*DIRECTIONS FOR THIS TASK*
Return all lines from the listing below in which the string "Technical" occurs.

Extracted data entries:
*-*-*

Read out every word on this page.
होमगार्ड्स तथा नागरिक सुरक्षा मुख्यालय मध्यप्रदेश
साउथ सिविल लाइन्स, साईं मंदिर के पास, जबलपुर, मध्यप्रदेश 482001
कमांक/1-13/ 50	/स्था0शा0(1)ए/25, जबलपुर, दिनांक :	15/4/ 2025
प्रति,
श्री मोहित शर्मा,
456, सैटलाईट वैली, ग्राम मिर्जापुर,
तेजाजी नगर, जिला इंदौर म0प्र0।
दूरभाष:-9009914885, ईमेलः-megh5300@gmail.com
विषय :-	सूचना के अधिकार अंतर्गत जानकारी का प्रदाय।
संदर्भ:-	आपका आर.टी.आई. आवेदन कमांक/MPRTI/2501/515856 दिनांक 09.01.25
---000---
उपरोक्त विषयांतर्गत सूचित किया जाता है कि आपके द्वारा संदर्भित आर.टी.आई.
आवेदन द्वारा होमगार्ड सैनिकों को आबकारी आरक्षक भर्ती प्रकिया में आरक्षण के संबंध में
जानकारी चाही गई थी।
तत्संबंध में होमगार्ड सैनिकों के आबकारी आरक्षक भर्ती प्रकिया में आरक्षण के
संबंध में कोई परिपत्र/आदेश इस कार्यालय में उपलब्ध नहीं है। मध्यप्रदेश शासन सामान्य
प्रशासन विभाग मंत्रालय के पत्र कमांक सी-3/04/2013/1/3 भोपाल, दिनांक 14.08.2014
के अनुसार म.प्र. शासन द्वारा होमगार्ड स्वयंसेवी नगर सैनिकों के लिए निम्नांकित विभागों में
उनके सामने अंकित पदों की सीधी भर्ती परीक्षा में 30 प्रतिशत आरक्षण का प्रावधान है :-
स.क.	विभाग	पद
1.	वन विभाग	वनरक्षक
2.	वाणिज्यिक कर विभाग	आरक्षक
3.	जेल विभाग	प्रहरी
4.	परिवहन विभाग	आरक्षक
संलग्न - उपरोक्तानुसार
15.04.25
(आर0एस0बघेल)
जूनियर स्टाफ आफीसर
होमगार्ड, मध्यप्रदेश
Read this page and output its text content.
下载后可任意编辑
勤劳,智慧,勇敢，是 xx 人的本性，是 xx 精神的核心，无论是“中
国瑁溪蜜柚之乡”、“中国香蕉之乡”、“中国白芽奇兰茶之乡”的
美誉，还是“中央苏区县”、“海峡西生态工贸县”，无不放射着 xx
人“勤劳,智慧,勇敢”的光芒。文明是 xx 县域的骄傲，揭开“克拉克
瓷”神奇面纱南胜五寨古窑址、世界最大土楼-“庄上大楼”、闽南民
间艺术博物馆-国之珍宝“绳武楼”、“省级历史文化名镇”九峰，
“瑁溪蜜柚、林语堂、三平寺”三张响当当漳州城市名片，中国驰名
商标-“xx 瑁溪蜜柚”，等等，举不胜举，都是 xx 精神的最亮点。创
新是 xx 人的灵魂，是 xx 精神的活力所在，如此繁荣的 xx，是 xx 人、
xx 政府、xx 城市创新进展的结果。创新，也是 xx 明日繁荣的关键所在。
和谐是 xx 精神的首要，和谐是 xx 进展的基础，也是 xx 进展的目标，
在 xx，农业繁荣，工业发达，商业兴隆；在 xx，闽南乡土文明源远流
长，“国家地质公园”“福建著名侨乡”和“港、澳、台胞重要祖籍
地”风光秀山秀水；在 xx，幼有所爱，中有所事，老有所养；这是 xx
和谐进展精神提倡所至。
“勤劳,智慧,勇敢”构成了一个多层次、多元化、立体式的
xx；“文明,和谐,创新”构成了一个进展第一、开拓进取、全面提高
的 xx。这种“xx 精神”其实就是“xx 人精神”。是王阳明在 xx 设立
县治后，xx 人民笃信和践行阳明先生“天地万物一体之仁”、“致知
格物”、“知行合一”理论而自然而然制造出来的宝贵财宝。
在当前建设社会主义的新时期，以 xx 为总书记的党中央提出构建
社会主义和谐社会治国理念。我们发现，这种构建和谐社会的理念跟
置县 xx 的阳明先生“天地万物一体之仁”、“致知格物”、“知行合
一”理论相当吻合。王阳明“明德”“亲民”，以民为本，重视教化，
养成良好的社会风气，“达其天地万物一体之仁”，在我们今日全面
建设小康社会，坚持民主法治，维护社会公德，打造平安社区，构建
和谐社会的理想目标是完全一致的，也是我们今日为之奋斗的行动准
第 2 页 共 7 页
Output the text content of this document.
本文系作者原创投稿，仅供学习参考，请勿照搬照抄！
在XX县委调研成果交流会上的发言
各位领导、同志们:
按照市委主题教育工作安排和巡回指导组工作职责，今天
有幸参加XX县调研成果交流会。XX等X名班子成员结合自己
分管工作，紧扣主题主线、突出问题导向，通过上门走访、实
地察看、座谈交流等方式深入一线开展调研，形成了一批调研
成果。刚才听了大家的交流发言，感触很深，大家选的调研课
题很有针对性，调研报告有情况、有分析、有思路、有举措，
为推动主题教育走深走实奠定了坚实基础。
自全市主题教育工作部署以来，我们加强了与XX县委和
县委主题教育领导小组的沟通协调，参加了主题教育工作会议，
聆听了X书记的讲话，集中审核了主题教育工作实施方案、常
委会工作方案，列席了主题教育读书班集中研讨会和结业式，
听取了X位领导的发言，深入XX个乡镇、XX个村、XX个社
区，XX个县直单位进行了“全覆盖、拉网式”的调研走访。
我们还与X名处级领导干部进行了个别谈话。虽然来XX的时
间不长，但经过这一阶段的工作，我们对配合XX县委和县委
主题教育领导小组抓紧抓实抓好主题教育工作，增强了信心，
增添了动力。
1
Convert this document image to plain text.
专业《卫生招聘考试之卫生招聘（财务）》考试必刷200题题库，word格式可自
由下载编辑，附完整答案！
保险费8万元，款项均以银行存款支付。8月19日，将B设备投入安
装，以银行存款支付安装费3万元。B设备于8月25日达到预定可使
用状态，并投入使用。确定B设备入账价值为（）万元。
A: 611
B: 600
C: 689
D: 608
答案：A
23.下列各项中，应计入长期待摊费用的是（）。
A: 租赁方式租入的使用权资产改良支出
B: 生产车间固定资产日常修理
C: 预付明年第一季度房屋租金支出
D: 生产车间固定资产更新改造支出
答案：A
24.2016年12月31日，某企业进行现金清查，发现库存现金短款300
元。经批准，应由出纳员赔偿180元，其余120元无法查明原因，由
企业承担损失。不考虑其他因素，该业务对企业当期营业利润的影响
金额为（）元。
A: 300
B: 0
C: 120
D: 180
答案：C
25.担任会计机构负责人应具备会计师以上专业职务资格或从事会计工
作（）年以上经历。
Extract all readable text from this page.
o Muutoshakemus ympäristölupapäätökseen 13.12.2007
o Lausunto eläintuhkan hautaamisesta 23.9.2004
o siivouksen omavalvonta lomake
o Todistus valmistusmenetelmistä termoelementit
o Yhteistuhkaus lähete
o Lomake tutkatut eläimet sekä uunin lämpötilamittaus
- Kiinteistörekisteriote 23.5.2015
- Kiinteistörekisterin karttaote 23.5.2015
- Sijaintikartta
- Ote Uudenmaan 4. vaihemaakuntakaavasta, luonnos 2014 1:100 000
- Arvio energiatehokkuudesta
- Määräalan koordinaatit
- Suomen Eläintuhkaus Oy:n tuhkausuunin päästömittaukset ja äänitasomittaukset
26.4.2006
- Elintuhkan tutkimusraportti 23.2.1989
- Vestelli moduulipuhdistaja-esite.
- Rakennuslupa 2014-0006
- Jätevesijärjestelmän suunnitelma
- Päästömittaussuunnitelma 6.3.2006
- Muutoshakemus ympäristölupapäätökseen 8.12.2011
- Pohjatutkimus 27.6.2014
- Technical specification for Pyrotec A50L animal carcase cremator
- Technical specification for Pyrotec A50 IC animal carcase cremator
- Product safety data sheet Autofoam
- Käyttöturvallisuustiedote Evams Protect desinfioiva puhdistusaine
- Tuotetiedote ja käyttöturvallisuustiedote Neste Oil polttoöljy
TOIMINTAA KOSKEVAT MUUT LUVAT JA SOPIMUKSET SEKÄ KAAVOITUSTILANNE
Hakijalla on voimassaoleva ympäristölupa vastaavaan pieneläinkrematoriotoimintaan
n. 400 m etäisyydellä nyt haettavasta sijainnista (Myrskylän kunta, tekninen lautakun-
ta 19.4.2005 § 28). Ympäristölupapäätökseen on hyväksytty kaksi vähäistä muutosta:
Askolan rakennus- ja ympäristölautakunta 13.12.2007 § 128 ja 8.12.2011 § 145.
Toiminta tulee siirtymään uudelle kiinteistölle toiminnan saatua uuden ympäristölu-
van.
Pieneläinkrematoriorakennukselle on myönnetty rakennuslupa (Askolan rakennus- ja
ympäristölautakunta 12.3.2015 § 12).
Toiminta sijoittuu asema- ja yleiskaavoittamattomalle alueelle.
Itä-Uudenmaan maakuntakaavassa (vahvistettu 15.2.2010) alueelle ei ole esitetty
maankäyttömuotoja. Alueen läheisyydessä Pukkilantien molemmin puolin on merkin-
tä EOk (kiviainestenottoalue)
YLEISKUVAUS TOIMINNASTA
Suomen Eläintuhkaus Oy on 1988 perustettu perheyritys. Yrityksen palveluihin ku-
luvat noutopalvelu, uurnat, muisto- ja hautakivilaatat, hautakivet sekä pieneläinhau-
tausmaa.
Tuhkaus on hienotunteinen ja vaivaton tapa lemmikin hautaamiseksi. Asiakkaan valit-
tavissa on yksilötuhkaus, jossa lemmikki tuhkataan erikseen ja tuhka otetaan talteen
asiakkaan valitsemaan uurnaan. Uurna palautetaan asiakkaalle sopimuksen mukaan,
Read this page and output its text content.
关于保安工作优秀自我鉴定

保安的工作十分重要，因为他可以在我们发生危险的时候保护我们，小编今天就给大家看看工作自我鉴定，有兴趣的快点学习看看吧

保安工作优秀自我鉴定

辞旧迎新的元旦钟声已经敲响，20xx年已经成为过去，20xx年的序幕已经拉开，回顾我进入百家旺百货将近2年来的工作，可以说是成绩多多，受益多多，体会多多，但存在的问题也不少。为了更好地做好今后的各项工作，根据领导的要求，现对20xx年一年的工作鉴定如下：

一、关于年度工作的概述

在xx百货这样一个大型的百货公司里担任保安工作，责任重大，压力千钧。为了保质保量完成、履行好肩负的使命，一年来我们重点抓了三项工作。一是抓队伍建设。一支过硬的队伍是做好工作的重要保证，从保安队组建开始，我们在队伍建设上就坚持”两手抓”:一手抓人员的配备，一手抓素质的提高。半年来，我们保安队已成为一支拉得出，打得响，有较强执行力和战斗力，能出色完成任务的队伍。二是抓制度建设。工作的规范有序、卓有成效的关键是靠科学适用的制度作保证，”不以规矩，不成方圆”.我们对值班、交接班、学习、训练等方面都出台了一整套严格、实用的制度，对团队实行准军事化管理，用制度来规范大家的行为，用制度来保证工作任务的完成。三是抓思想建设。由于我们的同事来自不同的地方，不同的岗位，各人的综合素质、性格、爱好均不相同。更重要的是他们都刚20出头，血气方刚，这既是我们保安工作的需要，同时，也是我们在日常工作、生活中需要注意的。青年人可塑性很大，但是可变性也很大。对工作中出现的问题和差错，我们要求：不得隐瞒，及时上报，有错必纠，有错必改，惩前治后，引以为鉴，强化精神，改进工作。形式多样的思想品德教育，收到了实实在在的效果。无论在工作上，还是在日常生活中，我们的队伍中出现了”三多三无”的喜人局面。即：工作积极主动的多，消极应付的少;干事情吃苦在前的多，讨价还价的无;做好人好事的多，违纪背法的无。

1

*-*-*

*WRITTEN RESPONSE*
- Technical specification for Pyrotec A50L animal carcase cremator
- Technical specification for Pyrotec A50 IC animal carcase cremator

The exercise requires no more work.